# What the exercise asks
Find the string "info" in the data, then copy every line where it is found.

# Saved entries

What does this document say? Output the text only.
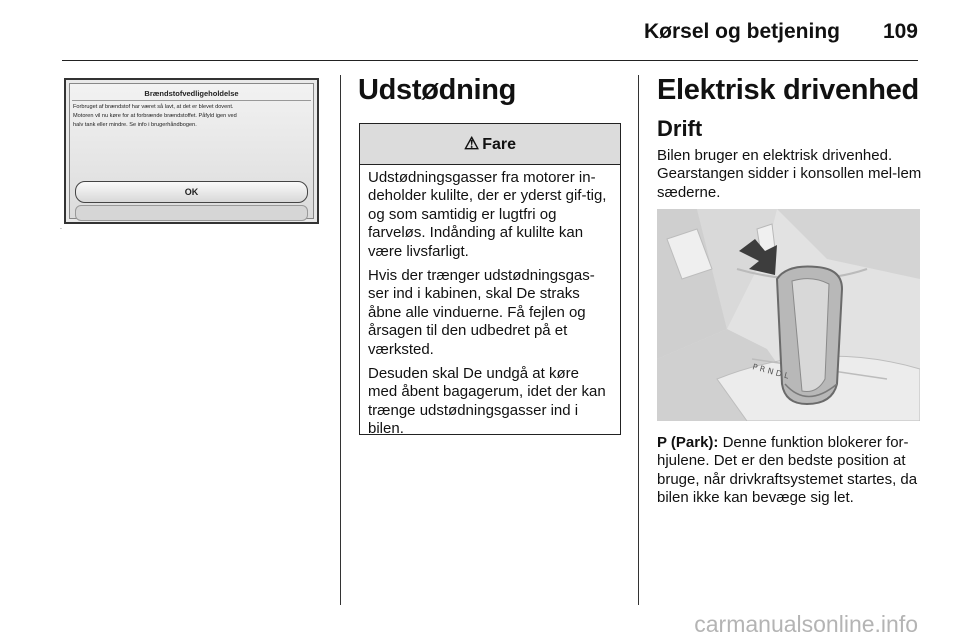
Kørsel og betjening 109
Brændstofvedligeholdelse

Forbruget af brændstof har været så lavt, at det er blevet dovent.

Motoren vil nu køre for at forbrænde brændstoffet. Påfyld igen ved

halv tank eller mindre. Se info i brugerhåndbogen.

OK
.
Udstødning
⚠ Fare

Udstødningsgasser fra motorer in-deholder kulilte, der er yderst gif-tig, og som samtidig er lugtfri og farveløs. Indånding af kulilte kan være livsfarligt.

Hvis der trænger udstødningsgas-ser ind i kabinen, skal De straks åbne alle vinduerne. Få fejlen og årsagen til den udbedret på et værksted.

Desuden skal De undgå at køre med åbent bagagerum, idet der kan trænge udstødningsgasser ind i bilen.

Elektrisk drivenhed
Drift
Bilen bruger en elektrisk drivenhed. Gearstangen sidder i konsollen mel-lem sæderne.
P R N D L
P (Park): Denne funktion blokerer for-hjulene. Det er den bedste position at bruge, når drivkraftsystemet startes, da bilen ikke kan bevæge sig let.
carmanualsonline.info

# Worked answer
halv tank eller mindre. Se info i brugerhåndbogen.
carmanualsonline.info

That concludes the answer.